**The task**
Set down the data below without change, skipping the pictures it holds.

_ _ _

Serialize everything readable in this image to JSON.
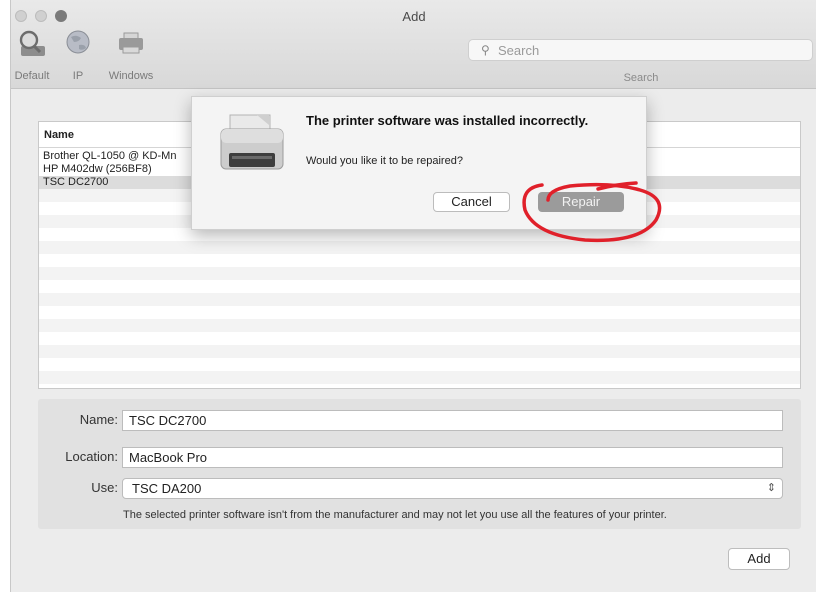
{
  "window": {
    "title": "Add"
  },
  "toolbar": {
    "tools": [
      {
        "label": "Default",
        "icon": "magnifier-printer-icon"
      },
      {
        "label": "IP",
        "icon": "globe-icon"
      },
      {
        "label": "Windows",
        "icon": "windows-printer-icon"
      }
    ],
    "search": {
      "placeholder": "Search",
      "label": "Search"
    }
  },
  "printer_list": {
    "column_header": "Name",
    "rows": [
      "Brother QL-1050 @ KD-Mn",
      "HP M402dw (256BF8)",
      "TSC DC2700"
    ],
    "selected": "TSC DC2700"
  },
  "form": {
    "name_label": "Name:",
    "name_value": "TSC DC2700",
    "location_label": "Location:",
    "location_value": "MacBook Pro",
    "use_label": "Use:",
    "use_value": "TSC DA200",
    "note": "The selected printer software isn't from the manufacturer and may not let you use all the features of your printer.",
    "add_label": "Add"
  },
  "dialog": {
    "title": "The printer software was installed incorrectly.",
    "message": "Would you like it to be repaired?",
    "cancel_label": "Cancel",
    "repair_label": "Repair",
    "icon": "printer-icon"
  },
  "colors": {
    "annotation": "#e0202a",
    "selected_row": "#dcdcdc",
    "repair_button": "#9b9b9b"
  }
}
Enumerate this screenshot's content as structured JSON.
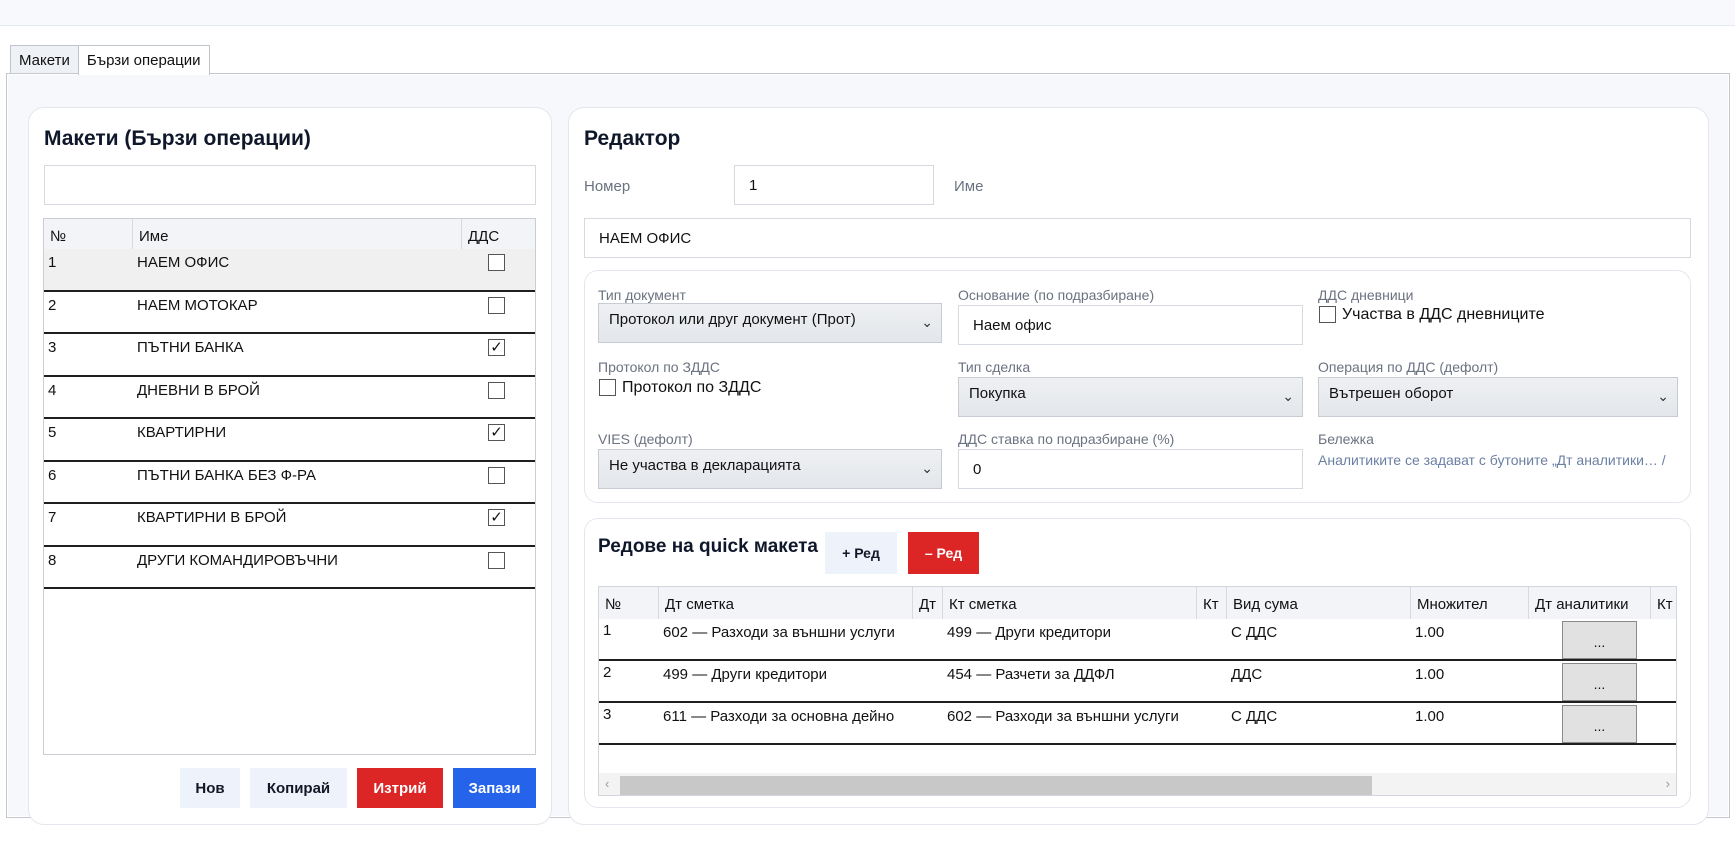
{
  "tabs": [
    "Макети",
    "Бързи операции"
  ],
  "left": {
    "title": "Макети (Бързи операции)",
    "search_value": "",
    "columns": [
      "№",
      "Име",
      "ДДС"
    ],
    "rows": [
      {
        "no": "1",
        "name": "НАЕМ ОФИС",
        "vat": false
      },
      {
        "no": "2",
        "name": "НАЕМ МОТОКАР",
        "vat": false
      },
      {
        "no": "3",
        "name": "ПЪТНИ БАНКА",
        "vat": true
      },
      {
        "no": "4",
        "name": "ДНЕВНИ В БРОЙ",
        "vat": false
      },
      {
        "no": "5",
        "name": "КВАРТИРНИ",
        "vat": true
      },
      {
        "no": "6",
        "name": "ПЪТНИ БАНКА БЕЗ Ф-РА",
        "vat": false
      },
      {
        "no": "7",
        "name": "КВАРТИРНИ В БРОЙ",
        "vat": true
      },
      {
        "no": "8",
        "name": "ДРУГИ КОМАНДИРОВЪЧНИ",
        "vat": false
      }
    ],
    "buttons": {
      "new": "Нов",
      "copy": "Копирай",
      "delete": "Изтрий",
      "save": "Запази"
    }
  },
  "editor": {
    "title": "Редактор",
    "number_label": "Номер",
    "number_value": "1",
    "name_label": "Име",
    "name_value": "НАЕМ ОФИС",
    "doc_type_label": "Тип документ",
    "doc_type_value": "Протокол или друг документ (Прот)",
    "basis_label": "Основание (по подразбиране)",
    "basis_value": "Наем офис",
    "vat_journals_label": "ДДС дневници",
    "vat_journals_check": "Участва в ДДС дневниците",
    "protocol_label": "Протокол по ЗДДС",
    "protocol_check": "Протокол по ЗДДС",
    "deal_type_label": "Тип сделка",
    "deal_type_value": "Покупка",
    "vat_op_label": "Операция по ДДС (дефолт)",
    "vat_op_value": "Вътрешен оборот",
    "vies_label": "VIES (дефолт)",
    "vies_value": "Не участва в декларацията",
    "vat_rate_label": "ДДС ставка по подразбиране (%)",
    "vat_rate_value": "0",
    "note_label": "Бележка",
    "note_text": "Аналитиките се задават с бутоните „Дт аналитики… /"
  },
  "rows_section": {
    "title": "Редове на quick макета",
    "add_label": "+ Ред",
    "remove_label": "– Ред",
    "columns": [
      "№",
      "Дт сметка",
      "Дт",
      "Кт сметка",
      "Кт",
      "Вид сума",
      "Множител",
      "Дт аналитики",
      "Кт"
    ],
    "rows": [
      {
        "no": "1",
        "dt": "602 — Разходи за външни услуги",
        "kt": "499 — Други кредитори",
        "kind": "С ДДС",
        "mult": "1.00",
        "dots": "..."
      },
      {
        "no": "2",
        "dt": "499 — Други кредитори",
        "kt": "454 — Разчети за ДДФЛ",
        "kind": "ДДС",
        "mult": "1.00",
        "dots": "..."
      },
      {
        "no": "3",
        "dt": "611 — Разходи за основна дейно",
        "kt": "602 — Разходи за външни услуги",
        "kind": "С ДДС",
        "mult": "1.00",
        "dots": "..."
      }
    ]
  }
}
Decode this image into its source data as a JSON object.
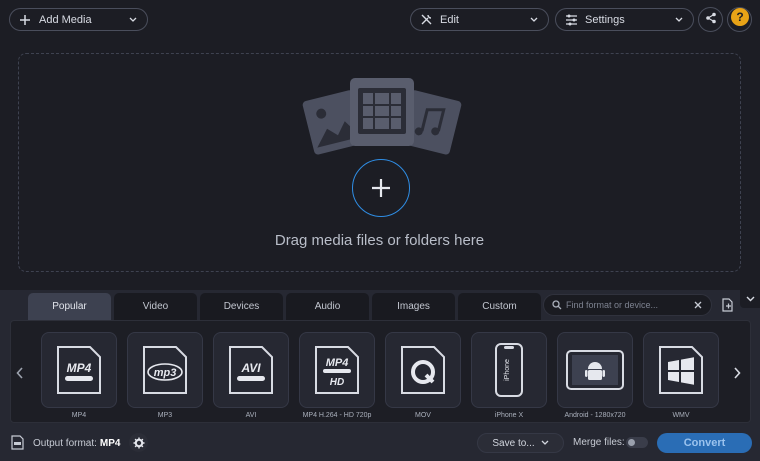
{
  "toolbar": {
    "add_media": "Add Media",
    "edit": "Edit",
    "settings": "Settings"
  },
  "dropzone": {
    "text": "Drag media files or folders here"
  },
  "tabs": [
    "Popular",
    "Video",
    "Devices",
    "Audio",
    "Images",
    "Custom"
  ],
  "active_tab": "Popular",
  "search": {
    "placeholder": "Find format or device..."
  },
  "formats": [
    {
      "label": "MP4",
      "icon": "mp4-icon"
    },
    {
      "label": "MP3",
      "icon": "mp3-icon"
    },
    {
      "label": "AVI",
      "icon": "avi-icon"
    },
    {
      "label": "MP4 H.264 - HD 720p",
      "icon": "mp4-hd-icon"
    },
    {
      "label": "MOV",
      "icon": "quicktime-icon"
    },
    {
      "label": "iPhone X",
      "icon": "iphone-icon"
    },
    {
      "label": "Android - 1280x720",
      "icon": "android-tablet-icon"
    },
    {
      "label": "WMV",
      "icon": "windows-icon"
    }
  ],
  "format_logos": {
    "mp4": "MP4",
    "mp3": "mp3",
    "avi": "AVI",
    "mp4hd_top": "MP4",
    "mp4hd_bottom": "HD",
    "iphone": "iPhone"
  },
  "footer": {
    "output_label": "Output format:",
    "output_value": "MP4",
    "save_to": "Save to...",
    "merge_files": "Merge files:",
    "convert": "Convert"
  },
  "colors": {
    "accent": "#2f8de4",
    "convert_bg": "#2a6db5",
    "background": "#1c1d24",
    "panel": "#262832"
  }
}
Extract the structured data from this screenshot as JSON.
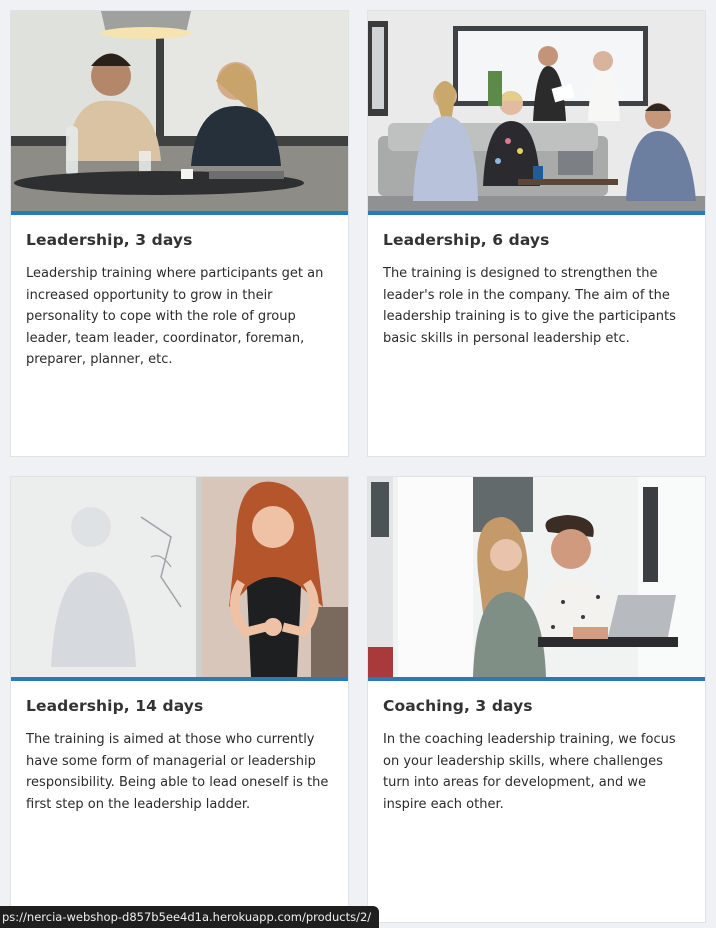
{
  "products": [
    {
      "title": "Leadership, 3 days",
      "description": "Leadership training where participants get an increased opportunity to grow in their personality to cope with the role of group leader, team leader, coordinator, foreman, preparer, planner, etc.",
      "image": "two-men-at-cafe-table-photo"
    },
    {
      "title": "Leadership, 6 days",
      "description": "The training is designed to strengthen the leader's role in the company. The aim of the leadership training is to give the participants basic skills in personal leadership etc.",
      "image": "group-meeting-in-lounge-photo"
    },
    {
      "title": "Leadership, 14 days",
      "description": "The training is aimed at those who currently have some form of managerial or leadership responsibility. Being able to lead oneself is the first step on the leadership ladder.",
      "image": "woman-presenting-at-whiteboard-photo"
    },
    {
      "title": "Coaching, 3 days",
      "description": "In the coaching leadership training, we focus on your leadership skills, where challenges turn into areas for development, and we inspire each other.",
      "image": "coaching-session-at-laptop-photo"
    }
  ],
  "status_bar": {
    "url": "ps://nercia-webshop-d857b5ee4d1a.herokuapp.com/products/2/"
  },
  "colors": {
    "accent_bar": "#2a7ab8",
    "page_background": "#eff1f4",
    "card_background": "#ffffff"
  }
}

_ _ _

**Exercise solution**
Serialize everything readable in this image to JSON.
{
  "window": {
    "title": "Add"
  },
  "toolbar": {
    "tools": [
      {
        "label": "Default",
        "icon": "magnifier-printer-icon"
      },
      {
        "label": "IP",
        "icon": "globe-icon"
      },
      {
        "label": "Windows",
        "icon": "windows-printer-icon"
      }
    ],
    "search": {
      "placeholder": "Search",
      "label": "Search"
    }
  },
  "printer_list": {
    "column_header": "Name",
    "rows": [
      "Brother QL-1050 @ KD-Mn",
      "HP M402dw (256BF8)",
      "TSC DC2700"
    ],
    "selected": "TSC DC2700"
  },
  "form": {
    "name_label": "Name:",
    "name_value": "TSC DC2700",
    "location_label": "Location:",
    "location_value": "MacBook Pro",
    "use_label": "Use:",
    "use_value": "TSC DA200",
    "note": "The selected printer software isn't from the manufacturer and may not let you use all the features of your printer.",
    "add_label": "Add"
  },
  "dialog": {
    "title": "The printer software was installed incorrectly.",
    "message": "Would you like it to be repaired?",
    "cancel_label": "Cancel",
    "repair_label": "Repair",
    "icon": "printer-icon"
  },
  "colors": {
    "annotation": "#e0202a",
    "selected_row": "#dcdcdc",
    "repair_button": "#9b9b9b"
  }
}
Enumerate this screenshot's content as structured JSON.
{
  "tabs": [
    "Макети",
    "Бързи операции"
  ],
  "left": {
    "title": "Макети (Бързи операции)",
    "search_value": "",
    "columns": [
      "№",
      "Име",
      "ДДС"
    ],
    "rows": [
      {
        "no": "1",
        "name": "НАЕМ ОФИС",
        "vat": false
      },
      {
        "no": "2",
        "name": "НАЕМ МОТОКАР",
        "vat": false
      },
      {
        "no": "3",
        "name": "ПЪТНИ БАНКА",
        "vat": true
      },
      {
        "no": "4",
        "name": "ДНЕВНИ В БРОЙ",
        "vat": false
      },
      {
        "no": "5",
        "name": "КВАРТИРНИ",
        "vat": true
      },
      {
        "no": "6",
        "name": "ПЪТНИ БАНКА БЕЗ Ф-РА",
        "vat": false
      },
      {
        "no": "7",
        "name": "КВАРТИРНИ В БРОЙ",
        "vat": true
      },
      {
        "no": "8",
        "name": "ДРУГИ КОМАНДИРОВЪЧНИ",
        "vat": false
      }
    ],
    "buttons": {
      "new": "Нов",
      "copy": "Копирай",
      "delete": "Изтрий",
      "save": "Запази"
    }
  },
  "editor": {
    "title": "Редактор",
    "number_label": "Номер",
    "number_value": "1",
    "name_label": "Име",
    "name_value": "НАЕМ ОФИС",
    "doc_type_label": "Тип документ",
    "doc_type_value": "Протокол или друг документ (Прот)",
    "basis_label": "Основание (по подразбиране)",
    "basis_value": "Наем офис",
    "vat_journals_label": "ДДС дневници",
    "vat_journals_check": "Участва в ДДС дневниците",
    "protocol_label": "Протокол по ЗДДС",
    "protocol_check": "Протокол по ЗДДС",
    "deal_type_label": "Тип сделка",
    "deal_type_value": "Покупка",
    "vat_op_label": "Операция по ДДС (дефолт)",
    "vat_op_value": "Вътрешен оборот",
    "vies_label": "VIES (дефолт)",
    "vies_value": "Не участва в декларацията",
    "vat_rate_label": "ДДС ставка по подразбиране (%)",
    "vat_rate_value": "0",
    "note_label": "Бележка",
    "note_text": "Аналитиките се задават с бутоните „Дт аналитики… /"
  },
  "rows_section": {
    "title": "Редове на quick макета",
    "add_label": "+ Ред",
    "remove_label": "– Ред",
    "columns": [
      "№",
      "Дт сметка",
      "Дт",
      "Кт сметка",
      "Кт",
      "Вид сума",
      "Множител",
      "Дт аналитики",
      "Кт"
    ],
    "rows": [
      {
        "no": "1",
        "dt": "602 — Разходи за външни услуги",
        "kt": "499 — Други кредитори",
        "kind": "С ДДС",
        "mult": "1.00",
        "dots": "..."
      },
      {
        "no": "2",
        "dt": "499 — Други кредитори",
        "kt": "454 — Разчети за ДДФЛ",
        "kind": "ДДС",
        "mult": "1.00",
        "dots": "..."
      },
      {
        "no": "3",
        "dt": "611 — Разходи за основна дейно",
        "kt": "602 — Разходи за външни услуги",
        "kind": "С ДДС",
        "mult": "1.00",
        "dots": "..."
      }
    ]
  }
}
Decode this image into its source data as a JSON object.
{
  "toolbar": {
    "add_media": "Add Media",
    "edit": "Edit",
    "settings": "Settings"
  },
  "dropzone": {
    "text": "Drag media files or folders here"
  },
  "tabs": [
    "Popular",
    "Video",
    "Devices",
    "Audio",
    "Images",
    "Custom"
  ],
  "active_tab": "Popular",
  "search": {
    "placeholder": "Find format or device..."
  },
  "formats": [
    {
      "label": "MP4",
      "icon": "mp4-icon"
    },
    {
      "label": "MP3",
      "icon": "mp3-icon"
    },
    {
      "label": "AVI",
      "icon": "avi-icon"
    },
    {
      "label": "MP4 H.264 - HD 720p",
      "icon": "mp4-hd-icon"
    },
    {
      "label": "MOV",
      "icon": "quicktime-icon"
    },
    {
      "label": "iPhone X",
      "icon": "iphone-icon"
    },
    {
      "label": "Android - 1280x720",
      "icon": "android-tablet-icon"
    },
    {
      "label": "WMV",
      "icon": "windows-icon"
    }
  ],
  "format_logos": {
    "mp4": "MP4",
    "mp3": "mp3",
    "avi": "AVI",
    "mp4hd_top": "MP4",
    "mp4hd_bottom": "HD",
    "iphone": "iPhone"
  },
  "footer": {
    "output_label": "Output format:",
    "output_value": "MP4",
    "save_to": "Save to...",
    "merge_files": "Merge files:",
    "convert": "Convert"
  },
  "colors": {
    "accent": "#2f8de4",
    "convert_bg": "#2a6db5",
    "background": "#1c1d24",
    "panel": "#262832"
  }
}
Extract the structured data from this screenshot as JSON.
{
  "products": [
    {
      "title": "Leadership, 3 days",
      "description": "Leadership training where participants get an increased opportunity to grow in their personality to cope with the role of group leader, team leader, coordinator, foreman, preparer, planner, etc.",
      "image": "two-men-at-cafe-table-photo"
    },
    {
      "title": "Leadership, 6 days",
      "description": "The training is designed to strengthen the leader's role in the company. The aim of the leadership training is to give the participants basic skills in personal leadership etc.",
      "image": "group-meeting-in-lounge-photo"
    },
    {
      "title": "Leadership, 14 days",
      "description": "The training is aimed at those who currently have some form of managerial or leadership responsibility. Being able to lead oneself is the first step on the leadership ladder.",
      "image": "woman-presenting-at-whiteboard-photo"
    },
    {
      "title": "Coaching, 3 days",
      "description": "In the coaching leadership training, we focus on your leadership skills, where challenges turn into areas for development, and we inspire each other.",
      "image": "coaching-session-at-laptop-photo"
    }
  ],
  "status_bar": {
    "url": "ps://nercia-webshop-d857b5ee4d1a.herokuapp.com/products/2/"
  },
  "colors": {
    "accent_bar": "#2a7ab8",
    "page_background": "#eff1f4",
    "card_background": "#ffffff"
  }
}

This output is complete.